» **Aim**
Check every line below for the string "content", and copy the lines that contain it.

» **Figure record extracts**
......

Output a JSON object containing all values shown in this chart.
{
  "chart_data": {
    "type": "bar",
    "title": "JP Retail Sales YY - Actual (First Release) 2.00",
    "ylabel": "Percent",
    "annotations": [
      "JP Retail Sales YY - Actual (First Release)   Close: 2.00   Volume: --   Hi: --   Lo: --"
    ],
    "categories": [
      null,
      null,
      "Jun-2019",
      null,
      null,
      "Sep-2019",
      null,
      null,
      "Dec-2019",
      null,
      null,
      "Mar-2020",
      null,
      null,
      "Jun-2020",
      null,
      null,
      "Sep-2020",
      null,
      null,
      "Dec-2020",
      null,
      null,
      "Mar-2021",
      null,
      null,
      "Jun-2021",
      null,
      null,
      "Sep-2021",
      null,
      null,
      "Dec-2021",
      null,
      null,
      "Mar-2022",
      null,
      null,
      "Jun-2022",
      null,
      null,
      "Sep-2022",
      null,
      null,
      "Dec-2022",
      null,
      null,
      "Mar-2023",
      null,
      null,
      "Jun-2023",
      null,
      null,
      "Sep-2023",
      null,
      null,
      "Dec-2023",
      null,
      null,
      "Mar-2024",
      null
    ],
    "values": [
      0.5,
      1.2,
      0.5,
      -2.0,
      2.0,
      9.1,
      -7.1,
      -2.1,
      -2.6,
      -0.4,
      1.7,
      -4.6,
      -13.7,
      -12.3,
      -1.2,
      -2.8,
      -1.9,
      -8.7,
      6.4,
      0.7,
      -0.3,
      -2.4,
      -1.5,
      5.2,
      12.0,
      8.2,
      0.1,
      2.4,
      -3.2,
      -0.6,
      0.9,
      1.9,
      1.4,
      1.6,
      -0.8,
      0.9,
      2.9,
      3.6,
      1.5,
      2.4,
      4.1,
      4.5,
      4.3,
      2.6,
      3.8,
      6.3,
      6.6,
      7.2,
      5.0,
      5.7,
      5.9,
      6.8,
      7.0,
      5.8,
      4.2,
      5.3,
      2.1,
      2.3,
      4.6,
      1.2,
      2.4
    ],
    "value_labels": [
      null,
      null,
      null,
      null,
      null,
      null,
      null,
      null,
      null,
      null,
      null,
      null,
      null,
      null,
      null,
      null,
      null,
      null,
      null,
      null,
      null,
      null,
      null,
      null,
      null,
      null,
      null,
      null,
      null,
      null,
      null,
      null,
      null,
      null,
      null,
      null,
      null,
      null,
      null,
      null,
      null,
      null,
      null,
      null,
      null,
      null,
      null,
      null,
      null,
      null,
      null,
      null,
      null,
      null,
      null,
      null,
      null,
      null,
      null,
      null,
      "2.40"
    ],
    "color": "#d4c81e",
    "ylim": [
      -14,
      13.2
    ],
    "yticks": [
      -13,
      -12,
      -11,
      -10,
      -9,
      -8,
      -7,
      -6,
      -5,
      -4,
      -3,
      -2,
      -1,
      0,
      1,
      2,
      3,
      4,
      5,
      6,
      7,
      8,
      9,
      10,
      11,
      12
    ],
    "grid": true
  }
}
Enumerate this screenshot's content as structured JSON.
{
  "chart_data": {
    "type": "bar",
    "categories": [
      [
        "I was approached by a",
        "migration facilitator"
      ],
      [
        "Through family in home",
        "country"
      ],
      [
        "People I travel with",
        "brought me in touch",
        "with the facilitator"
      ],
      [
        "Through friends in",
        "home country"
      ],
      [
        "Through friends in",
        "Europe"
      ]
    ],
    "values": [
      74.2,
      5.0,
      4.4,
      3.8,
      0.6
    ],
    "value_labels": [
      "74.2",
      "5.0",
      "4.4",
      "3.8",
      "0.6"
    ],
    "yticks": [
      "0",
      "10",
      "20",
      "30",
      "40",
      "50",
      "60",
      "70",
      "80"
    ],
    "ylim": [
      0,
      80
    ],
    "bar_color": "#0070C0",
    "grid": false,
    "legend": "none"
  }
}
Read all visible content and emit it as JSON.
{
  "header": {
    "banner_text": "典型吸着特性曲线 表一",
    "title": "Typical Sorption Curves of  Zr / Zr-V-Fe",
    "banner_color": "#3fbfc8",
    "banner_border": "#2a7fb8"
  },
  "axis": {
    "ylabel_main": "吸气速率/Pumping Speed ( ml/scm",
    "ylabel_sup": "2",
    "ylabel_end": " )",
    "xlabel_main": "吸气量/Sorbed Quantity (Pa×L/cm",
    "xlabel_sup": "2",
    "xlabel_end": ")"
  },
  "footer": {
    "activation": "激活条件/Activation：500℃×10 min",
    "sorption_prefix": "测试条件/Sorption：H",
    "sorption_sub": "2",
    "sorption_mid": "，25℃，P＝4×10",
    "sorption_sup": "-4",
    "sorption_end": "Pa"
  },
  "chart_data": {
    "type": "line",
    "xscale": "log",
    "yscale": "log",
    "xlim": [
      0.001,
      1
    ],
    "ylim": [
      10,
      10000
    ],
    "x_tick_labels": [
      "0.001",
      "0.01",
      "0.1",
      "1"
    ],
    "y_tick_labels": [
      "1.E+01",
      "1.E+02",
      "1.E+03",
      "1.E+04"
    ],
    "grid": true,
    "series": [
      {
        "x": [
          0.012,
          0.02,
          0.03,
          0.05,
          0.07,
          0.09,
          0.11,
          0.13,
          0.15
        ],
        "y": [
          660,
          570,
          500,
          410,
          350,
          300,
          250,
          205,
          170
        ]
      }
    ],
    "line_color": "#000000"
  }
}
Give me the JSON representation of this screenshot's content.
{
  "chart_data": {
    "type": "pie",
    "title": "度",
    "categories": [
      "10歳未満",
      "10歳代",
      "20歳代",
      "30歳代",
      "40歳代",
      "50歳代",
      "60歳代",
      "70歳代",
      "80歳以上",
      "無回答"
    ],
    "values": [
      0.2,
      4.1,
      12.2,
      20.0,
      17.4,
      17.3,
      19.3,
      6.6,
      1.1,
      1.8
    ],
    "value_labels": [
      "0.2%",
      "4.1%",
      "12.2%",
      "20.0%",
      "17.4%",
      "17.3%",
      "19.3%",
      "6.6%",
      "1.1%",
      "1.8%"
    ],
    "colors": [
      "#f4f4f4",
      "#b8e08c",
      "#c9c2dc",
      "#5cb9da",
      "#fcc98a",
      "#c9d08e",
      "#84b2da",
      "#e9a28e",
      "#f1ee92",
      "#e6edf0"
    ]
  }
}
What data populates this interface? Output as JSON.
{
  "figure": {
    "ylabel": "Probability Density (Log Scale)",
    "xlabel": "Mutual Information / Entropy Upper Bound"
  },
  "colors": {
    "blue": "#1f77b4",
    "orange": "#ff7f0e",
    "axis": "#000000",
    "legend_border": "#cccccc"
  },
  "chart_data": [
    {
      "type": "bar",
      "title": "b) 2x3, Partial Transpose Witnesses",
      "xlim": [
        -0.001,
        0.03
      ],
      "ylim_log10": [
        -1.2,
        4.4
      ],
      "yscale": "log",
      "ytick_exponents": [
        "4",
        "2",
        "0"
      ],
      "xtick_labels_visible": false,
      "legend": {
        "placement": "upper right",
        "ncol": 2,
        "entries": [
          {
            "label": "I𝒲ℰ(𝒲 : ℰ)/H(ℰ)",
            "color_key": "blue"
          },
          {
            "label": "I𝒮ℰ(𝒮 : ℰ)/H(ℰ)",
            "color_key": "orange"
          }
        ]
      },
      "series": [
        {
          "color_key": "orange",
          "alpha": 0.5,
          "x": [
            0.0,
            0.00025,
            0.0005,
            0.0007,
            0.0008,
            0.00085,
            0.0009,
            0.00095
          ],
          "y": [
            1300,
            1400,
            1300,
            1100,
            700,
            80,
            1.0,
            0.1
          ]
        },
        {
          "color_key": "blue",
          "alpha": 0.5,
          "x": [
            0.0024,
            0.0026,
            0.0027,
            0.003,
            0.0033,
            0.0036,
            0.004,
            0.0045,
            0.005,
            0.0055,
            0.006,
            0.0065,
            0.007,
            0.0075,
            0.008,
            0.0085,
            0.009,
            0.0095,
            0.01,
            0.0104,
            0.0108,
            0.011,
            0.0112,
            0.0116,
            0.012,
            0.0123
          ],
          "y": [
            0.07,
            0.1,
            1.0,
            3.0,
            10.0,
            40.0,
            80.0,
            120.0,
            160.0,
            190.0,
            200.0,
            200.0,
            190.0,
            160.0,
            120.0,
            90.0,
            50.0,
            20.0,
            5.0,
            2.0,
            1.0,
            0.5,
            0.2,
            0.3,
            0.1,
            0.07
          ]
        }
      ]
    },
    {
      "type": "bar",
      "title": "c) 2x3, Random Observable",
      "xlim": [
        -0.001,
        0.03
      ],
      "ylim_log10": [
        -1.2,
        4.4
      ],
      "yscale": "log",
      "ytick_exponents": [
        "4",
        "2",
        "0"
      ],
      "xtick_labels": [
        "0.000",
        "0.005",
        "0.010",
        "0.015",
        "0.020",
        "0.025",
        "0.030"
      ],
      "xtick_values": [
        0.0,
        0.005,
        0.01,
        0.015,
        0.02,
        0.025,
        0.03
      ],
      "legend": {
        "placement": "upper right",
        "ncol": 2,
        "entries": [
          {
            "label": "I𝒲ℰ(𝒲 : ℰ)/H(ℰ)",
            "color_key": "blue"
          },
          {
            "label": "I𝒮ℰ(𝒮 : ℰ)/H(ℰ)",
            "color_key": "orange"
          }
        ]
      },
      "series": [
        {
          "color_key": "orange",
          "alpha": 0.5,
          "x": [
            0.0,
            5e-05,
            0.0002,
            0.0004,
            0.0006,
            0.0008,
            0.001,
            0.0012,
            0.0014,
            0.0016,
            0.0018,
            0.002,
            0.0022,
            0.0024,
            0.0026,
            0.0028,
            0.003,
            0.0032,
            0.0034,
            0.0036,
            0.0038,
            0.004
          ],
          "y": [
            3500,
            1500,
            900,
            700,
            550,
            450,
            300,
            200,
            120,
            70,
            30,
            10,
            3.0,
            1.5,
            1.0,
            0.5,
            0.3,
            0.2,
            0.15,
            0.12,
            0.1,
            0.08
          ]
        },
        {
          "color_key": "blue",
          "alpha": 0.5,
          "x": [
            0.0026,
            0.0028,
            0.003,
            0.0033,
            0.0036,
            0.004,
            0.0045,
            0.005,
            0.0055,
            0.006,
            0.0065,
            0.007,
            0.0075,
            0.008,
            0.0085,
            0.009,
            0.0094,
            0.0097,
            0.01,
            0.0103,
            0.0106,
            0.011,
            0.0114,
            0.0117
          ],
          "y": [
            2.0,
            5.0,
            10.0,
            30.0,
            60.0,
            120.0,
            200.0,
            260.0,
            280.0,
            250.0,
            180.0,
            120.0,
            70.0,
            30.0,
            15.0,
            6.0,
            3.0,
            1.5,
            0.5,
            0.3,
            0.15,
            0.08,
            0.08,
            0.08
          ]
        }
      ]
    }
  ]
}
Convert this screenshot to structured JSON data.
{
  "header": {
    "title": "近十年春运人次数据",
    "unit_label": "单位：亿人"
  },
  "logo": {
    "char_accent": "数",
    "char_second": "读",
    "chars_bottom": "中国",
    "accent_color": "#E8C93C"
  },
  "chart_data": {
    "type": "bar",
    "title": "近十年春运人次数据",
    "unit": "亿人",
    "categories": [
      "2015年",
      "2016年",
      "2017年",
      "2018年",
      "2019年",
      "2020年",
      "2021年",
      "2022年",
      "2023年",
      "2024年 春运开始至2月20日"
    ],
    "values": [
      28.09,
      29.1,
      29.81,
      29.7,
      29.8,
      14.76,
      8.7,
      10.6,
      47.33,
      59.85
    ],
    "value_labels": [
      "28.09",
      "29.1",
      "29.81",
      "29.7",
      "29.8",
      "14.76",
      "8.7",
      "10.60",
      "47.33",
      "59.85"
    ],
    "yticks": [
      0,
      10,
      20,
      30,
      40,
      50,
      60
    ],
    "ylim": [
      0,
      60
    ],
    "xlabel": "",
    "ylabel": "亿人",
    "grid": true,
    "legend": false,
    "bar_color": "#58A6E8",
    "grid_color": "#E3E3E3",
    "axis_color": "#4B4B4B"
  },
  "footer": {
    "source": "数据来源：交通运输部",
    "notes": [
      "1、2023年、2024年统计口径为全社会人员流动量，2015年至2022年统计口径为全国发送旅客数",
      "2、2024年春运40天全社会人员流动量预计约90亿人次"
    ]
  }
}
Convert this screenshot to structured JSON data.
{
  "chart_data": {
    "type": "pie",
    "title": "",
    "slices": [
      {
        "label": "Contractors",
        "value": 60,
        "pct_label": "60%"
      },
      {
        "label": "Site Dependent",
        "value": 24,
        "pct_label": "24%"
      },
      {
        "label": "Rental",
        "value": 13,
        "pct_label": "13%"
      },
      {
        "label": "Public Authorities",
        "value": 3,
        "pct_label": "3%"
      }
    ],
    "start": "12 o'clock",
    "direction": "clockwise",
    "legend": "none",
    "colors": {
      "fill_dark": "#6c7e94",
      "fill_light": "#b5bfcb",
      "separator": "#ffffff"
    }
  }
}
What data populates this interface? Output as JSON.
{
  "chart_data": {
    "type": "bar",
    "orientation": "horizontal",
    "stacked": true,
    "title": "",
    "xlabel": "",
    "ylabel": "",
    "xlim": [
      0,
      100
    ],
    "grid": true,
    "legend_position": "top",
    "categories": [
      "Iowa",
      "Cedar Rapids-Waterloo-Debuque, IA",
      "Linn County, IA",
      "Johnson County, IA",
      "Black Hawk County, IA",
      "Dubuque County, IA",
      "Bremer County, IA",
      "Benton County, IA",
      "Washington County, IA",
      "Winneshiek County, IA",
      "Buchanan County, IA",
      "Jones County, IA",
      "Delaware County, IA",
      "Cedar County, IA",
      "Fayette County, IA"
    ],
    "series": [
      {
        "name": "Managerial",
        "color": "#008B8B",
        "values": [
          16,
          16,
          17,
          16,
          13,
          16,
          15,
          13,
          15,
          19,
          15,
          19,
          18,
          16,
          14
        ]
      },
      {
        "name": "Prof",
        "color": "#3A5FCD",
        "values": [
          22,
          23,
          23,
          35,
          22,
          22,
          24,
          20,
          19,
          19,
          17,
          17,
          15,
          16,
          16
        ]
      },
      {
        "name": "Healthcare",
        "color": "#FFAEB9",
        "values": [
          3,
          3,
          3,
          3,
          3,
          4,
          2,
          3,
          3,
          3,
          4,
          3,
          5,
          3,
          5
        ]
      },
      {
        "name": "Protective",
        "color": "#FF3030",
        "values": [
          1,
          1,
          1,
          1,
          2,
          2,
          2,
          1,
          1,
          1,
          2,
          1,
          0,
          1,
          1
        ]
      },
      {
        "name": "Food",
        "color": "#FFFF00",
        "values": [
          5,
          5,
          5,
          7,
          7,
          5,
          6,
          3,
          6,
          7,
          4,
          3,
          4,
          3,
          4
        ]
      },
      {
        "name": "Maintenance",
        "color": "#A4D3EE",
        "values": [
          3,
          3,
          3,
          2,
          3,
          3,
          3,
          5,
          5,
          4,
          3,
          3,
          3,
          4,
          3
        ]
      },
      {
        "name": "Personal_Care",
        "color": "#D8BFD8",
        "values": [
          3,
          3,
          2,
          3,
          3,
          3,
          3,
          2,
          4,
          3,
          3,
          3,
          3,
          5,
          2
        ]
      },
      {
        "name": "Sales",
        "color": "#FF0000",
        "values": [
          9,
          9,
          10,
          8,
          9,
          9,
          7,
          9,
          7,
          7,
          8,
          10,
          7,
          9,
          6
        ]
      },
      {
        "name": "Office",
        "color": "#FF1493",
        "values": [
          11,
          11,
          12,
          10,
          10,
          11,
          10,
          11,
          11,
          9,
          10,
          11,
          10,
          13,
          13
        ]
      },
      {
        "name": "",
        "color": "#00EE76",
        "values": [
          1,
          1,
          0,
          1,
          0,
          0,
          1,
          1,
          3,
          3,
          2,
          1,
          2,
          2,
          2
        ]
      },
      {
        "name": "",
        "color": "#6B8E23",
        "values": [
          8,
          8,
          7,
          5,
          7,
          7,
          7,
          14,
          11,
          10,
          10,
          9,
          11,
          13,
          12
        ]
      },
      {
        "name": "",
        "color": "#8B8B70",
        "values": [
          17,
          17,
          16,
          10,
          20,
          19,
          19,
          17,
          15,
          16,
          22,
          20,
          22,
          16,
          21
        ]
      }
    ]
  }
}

......

» **Result**
Enumerate this screenshot's content as structured JSON.
Read all visible content and emit it as JSON.
Give me the JSON representation of this screenshot's content.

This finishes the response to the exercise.